Exercise aim: Look through the data below and work out how many lines contain the string "JSON". Give the number alone.

Supplied material:
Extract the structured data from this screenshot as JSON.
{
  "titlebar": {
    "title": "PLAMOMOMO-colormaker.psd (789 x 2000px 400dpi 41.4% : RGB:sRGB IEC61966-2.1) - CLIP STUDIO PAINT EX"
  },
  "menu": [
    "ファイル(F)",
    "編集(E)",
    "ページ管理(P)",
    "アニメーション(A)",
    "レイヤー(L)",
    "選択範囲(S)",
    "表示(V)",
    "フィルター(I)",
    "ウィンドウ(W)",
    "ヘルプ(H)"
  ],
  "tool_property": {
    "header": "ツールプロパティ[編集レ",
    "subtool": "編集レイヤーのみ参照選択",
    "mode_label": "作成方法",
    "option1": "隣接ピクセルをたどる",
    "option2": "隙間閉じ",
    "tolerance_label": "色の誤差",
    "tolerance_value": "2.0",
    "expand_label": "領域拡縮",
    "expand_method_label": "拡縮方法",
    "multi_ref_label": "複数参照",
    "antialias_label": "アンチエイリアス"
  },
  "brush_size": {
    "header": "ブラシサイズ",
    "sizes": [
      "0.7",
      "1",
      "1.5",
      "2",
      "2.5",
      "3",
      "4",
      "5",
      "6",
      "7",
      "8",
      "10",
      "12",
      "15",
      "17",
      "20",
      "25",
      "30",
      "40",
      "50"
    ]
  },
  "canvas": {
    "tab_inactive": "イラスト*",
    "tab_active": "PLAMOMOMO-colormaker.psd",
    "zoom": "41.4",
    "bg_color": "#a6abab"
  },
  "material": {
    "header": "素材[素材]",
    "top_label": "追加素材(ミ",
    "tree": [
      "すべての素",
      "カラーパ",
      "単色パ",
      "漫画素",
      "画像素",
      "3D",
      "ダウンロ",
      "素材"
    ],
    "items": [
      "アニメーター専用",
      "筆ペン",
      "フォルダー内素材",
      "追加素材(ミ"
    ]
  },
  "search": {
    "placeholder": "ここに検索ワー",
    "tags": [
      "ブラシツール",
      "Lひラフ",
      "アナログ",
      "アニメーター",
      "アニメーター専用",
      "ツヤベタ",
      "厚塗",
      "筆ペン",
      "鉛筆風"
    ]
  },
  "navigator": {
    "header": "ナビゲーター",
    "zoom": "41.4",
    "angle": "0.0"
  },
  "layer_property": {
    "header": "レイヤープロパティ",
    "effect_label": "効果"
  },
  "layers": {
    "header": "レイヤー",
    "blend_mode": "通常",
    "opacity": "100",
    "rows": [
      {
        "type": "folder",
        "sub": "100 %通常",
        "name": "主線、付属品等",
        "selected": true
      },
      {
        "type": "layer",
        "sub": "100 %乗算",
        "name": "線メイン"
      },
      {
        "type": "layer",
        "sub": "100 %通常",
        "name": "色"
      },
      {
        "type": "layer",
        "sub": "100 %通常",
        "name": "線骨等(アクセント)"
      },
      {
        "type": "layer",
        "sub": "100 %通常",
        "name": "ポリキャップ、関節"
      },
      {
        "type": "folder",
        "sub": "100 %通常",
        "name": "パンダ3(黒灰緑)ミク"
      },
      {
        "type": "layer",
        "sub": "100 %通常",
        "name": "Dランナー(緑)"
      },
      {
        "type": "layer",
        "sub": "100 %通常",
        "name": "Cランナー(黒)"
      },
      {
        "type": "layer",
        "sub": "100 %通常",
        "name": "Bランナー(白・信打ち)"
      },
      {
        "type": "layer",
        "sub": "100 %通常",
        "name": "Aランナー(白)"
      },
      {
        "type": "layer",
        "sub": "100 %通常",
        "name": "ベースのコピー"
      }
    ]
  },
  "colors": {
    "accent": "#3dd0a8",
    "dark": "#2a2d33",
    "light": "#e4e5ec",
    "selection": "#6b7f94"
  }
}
--
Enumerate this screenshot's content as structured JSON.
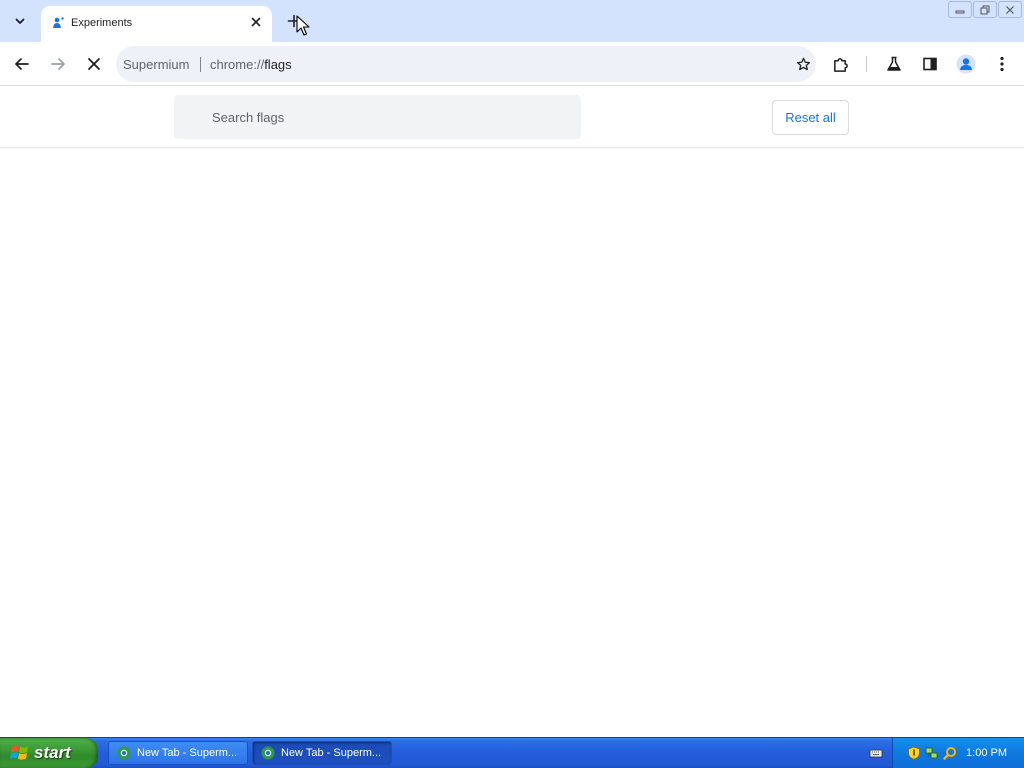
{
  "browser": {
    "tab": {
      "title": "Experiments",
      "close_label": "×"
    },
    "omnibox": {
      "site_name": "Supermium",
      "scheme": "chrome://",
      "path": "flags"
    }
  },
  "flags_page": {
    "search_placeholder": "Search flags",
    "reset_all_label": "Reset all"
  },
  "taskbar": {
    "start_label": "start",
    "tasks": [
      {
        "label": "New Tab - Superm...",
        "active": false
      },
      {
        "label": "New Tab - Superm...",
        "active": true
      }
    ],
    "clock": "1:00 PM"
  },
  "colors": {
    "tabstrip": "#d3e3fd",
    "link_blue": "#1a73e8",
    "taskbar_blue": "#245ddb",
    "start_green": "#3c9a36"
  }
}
* * *
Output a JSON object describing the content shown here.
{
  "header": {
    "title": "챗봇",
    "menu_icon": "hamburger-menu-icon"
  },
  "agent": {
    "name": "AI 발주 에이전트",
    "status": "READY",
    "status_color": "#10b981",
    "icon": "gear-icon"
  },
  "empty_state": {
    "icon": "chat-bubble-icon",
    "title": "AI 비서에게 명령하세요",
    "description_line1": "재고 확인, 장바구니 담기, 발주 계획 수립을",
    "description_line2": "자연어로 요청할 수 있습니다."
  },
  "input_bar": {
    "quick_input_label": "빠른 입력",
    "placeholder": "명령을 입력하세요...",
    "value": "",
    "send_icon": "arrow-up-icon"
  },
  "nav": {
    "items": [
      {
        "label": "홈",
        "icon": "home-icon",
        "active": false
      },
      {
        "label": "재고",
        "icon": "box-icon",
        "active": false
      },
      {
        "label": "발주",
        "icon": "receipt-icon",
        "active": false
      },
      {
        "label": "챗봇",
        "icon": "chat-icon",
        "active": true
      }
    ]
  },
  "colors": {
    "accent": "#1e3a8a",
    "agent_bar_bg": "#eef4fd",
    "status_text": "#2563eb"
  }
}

Correct response: 3